Material supplied →
★ ★ ★ ★ ★

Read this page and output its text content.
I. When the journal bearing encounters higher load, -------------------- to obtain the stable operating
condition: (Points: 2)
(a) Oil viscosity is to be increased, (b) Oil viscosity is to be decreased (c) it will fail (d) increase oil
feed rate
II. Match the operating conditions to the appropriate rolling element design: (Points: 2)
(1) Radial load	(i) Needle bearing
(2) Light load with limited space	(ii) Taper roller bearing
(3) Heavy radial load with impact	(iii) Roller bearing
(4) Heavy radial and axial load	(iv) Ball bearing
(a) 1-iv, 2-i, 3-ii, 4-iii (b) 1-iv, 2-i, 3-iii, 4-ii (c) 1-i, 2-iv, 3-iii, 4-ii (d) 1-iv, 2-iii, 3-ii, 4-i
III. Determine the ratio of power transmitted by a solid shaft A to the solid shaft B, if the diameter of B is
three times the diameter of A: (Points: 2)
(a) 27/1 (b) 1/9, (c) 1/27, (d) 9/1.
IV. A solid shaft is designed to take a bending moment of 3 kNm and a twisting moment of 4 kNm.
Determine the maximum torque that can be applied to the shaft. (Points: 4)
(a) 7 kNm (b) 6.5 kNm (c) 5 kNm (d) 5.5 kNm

★ ★ ★ ★ ★

Aim of the exercise → Each line above must be reproduced exactly as it stands.

Final result →
Read this page and output its text content.
I. When the journal bearing encounters higher load, -------------------- to obtain the stable operating
condition: (Points: 2)
(a) Oil viscosity is to be increased, (b) Oil viscosity is to be decreased (c) it will fail (d) increase oil
feed rate
II. Match the operating conditions to the appropriate rolling element design: (Points: 2)
(1) Radial load	(i) Needle bearing
(2) Light load with limited space	(ii) Taper roller bearing
(3) Heavy radial load with impact	(iii) Roller bearing
(4) Heavy radial and axial load	(iv) Ball bearing
(a) 1-iv, 2-i, 3-ii, 4-iii (b) 1-iv, 2-i, 3-iii, 4-ii (c) 1-i, 2-iv, 3-iii, 4-ii (d) 1-iv, 2-iii, 3-ii, 4-i
III. Determine the ratio of power transmitted by a solid shaft A to the solid shaft B, if the diameter of B is
three times the diameter of A: (Points: 2)
(a) 27/1 (b) 1/9, (c) 1/27, (d) 9/1.
IV. A solid shaft is designed to take a bending moment of 3 kNm and a twisting moment of 4 kNm.
Determine the maximum torque that can be applied to the shaft. (Points: 4)
(a) 7 kNm (b) 6.5 kNm (c) 5 kNm (d) 5.5 kNm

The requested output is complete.